ENTRIES SUPPLIED »
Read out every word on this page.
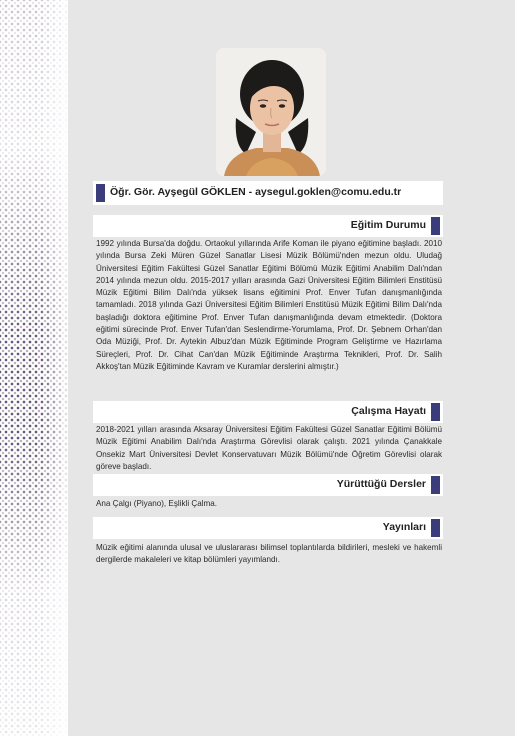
Öğr. Gör. Ayşegül GÖKLEN - aysegul.goklen@comu.edu.tr
Eğitim Durumu

1992 yılında Bursa'da doğdu. Ortaokul yıllarında Arife Koman ile piyano eğitimine başladı. 2010 yılında Bursa Zeki Müren Güzel Sanatlar Lisesi Müzik Bölümü'nden mezun oldu. Uludağ Üniversitesi Eğitim Fakültesi Güzel Sanatlar Eğitimi Bölümü Müzik Eğitimi Anabilim Dalı'ndan 2014 yılında mezun oldu. 2015-2017 yılları arasında Gazi Üniversitesi Eğitim Bilimleri Enstitüsü Müzik Eğitimi Bilim Dalı'nda yüksek lisans eğitimini Prof. Enver Tufan danışmanlığında tamamladı. 2018 yılında Gazi Üniversitesi Eğitim Bilimleri Enstitüsü Müzik Eğitimi Bilim Dalı'nda başladığı doktora eğitimine Prof. Enver Tufan danışmanlığında devam etmektedir. (Doktora eğitimi sürecinde Prof. Enver Tufan'dan Seslendirme-Yorumlama, Prof. Dr. Şebnem Orhan'dan Oda Müziği, Prof. Dr. Aytekin Albuz'dan Müzik Eğitiminde Program Geliştirme ve Hazırlama Süreçleri, Prof. Dr. Cihat Can'dan Müzik Eğitiminde Araştırma Teknikleri, Prof. Dr. Salih Akkoş'tan Müzik Eğitiminde Kavram ve Kuramlar derslerini almıştır.)

Çalışma Hayatı

2018-2021 yılları arasında Aksaray Üniversitesi Eğitim Fakültesi Güzel Sanatlar Eğitimi Bölümü Müzik Eğitimi Anabilim Dalı'nda Araştırma Görevlisi olarak çalıştı. 2021 yılında Çanakkale Onsekiz Mart Üniversitesi Devlet Konservatuvarı Müzik Bölümü'nde Öğretim Görevlisi olarak göreve başladı.

Yürüttüğü Dersler

Ana Çalgı (Piyano), Eşlikli Çalma.

Yayınları

Müzik eğitimi alanında ulusal ve uluslararası bilimsel toplantılarda bildirileri, mesleki ve hakemli dergilerde makaleleri ve kitap bölümleri yayımlandı.
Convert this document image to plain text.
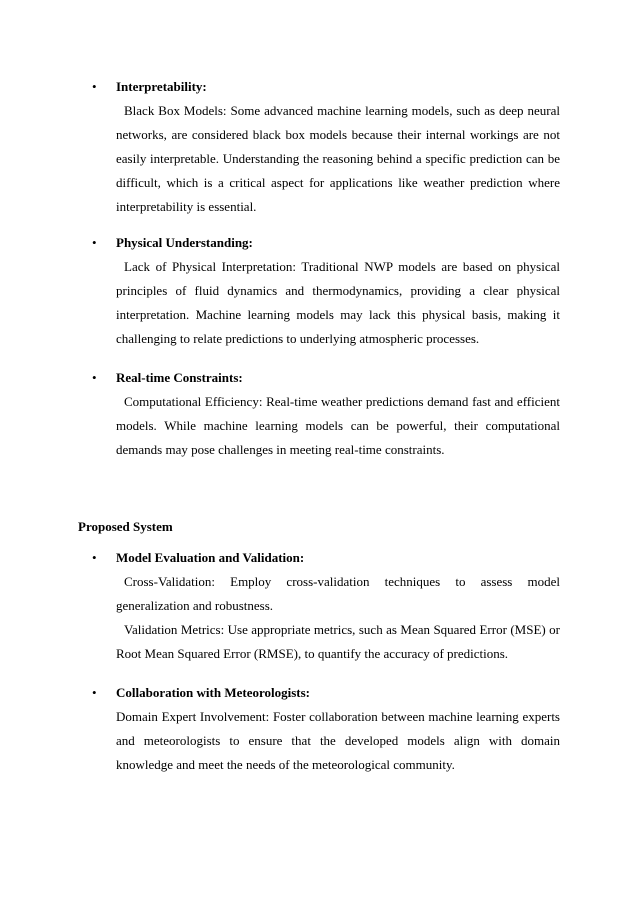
• Interpretability:

Black Box Models: Some advanced machine learning models, such as deep neural networks, are considered black box models because their internal workings are not easily interpretable. Understanding the reasoning behind a specific prediction can be difficult, which is a critical aspect for applications like weather prediction where interpretability is essential.

• Physical Understanding:

Lack of Physical Interpretation: Traditional NWP models are based on physical principles of fluid dynamics and thermodynamics, providing a clear physical interpretation. Machine learning models may lack this physical basis, making it challenging to relate predictions to underlying atmospheric processes.

• Real-time Constraints:

Computational Efficiency: Real-time weather predictions demand fast and efficient models. While machine learning models can be powerful, their computational demands may pose challenges in meeting real-time constraints.

Proposed System

• Model Evaluation and Validation:

Cross-Validation: Employ cross-validation techniques to assess model generalization and robustness.

Validation Metrics: Use appropriate metrics, such as Mean Squared Error (MSE) or Root Mean Squared Error (RMSE), to quantify the accuracy of predictions.

• Collaboration with Meteorologists:

Domain Expert Involvement: Foster collaboration between machine learning experts and meteorologists to ensure that the developed models align with domain knowledge and meet the needs of the meteorological community.
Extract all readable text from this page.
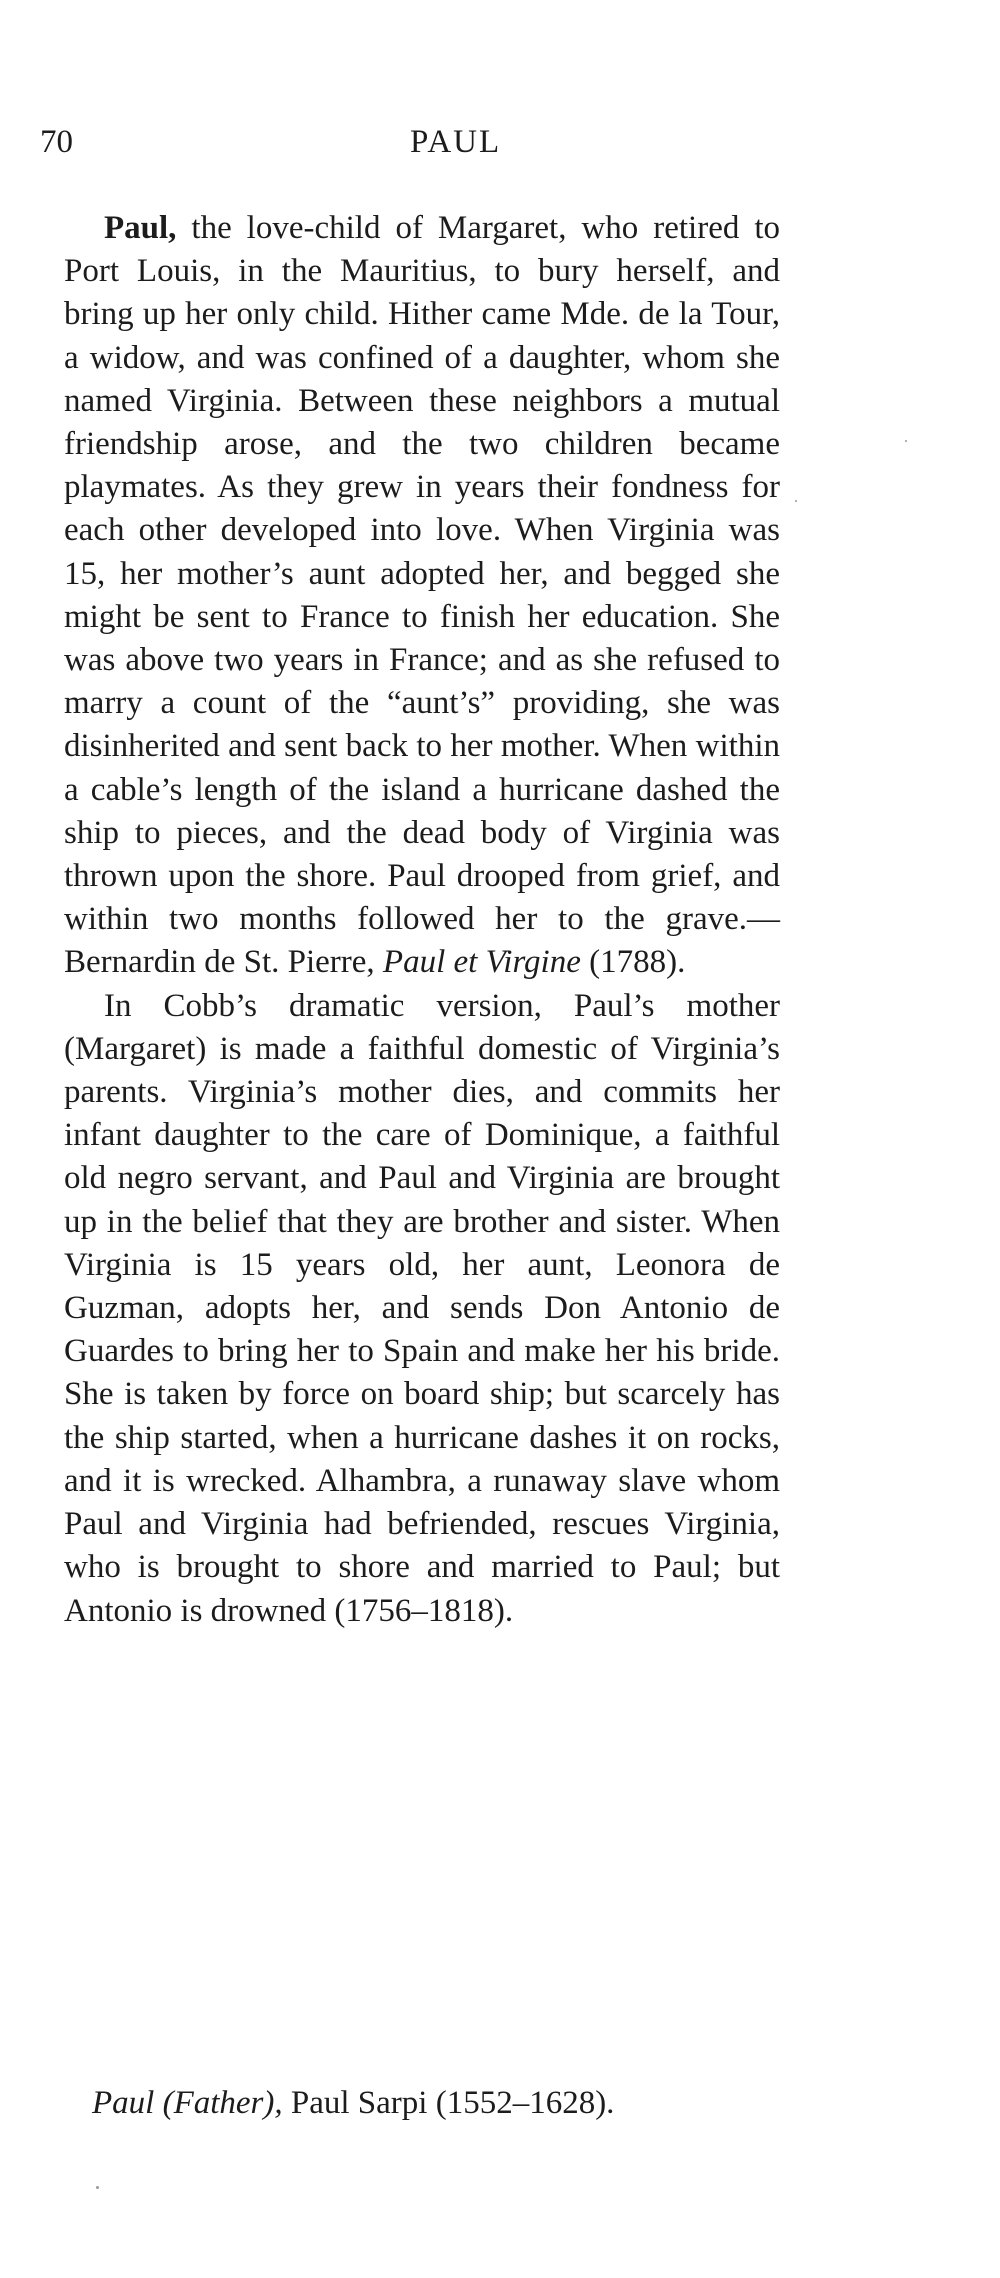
70	PAUL

Paul, the love-child of Margaret, who retired to Port Louis, in the Mauritius, to bury herself, and bring up her only child. Hither came Mde. de la Tour, a widow, and was confined of a daughter, whom she named Virginia. Between these neighbors a mutual friendship arose, and the two children became playmates. As they grew in years their fondness for each other developed into love. When Virginia was 15, her mother’s aunt adopted her, and begged she might be sent to France to finish her education. She was above two years in France; and as she refused to marry a count of the “aunt’s” providing, she was disinherited and sent back to her mother. When within a cable’s length of the island a hurricane dashed the ship to pieces, and the dead body of Virginia was thrown upon the shore. Paul drooped from grief, and within two months followed her to the grave.—Bernardin de St. Pierre, Paul et Virgine (1788).

In Cobb’s dramatic version, Paul’s mother (Margaret) is made a faithful domestic of Virginia’s parents. Virginia’s mother dies, and commits her infant daughter to the care of Dominique, a faithful old negro servant, and Paul and Virginia are brought up in the belief that they are brother and sister. When Virginia is 15 years old, her aunt, Leonora de Guzman, adopts her, and sends Don Antonio de Guardes to bring her to Spain and make her his bride. She is taken by force on board ship; but scarcely has the ship started, when a hurricane dashes it on rocks, and it is wrecked. Alhambra, a runaway slave whom Paul and Virginia had befriended, rescues Virginia, who is brought to shore and married to Paul; but Antonio is drowned (1756–1818).

Paul (Father), Paul Sarpi (1552–1628).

GIVEN TASK » Search the records for the word "Real". Copy every line that has it.

FINISHED TASK »
• Real-time Constraints:
Computational Efficiency: Real-time weather predictions demand fast and efficient models. While machine learning models can be powerful, their computational demands may pose challenges in meeting real-time constraints.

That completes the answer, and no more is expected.